## [Exercise]
Emit the entire listing verbatim.

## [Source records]
- - - -

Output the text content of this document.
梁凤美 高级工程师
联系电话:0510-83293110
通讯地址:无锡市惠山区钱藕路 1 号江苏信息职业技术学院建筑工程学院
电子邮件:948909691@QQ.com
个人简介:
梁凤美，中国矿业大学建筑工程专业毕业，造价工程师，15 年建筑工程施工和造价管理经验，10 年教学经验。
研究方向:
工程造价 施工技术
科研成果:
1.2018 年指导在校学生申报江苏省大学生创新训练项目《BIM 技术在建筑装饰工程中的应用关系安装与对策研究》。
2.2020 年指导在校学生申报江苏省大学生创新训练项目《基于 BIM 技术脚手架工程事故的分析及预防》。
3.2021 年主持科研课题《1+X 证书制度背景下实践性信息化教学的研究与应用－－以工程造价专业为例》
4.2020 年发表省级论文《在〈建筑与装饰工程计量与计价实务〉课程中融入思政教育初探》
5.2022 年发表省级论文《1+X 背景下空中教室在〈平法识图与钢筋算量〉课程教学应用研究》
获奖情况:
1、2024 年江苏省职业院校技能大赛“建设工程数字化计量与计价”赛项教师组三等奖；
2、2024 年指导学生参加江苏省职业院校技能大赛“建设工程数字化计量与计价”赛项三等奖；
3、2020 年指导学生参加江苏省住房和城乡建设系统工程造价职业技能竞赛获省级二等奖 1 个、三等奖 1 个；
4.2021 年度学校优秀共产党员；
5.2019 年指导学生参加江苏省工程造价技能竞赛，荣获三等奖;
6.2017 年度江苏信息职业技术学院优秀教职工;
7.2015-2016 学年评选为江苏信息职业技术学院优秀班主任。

- - - -

## [Final result]
Output the text content of this document.
梁凤美 高级工程师
联系电话:0510-83293110
通讯地址:无锡市惠山区钱藕路 1 号江苏信息职业技术学院建筑工程学院
电子邮件:948909691@QQ.com
个人简介:
梁凤美，中国矿业大学建筑工程专业毕业，造价工程师，15 年建筑工程施工和造价管理经验，10 年教学经验。
研究方向:
工程造价 施工技术
科研成果:
1.2018 年指导在校学生申报江苏省大学生创新训练项目《BIM 技术在建筑装饰工程中的应用关系安装与对策研究》。
2.2020 年指导在校学生申报江苏省大学生创新训练项目《基于 BIM 技术脚手架工程事故的分析及预防》。
3.2021 年主持科研课题《1+X 证书制度背景下实践性信息化教学的研究与应用－－以工程造价专业为例》
4.2020 年发表省级论文《在〈建筑与装饰工程计量与计价实务〉课程中融入思政教育初探》
5.2022 年发表省级论文《1+X 背景下空中教室在〈平法识图与钢筋算量〉课程教学应用研究》
获奖情况:
1、2024 年江苏省职业院校技能大赛“建设工程数字化计量与计价”赛项教师组三等奖；
2、2024 年指导学生参加江苏省职业院校技能大赛“建设工程数字化计量与计价”赛项三等奖；
3、2020 年指导学生参加江苏省住房和城乡建设系统工程造价职业技能竞赛获省级二等奖 1 个、三等奖 1 个；
4.2021 年度学校优秀共产党员；
5.2019 年指导学生参加江苏省工程造价技能竞赛，荣获三等奖;
6.2017 年度江苏信息职业技术学院优秀教职工;
7.2015-2016 学年评选为江苏信息职业技术学院优秀班主任。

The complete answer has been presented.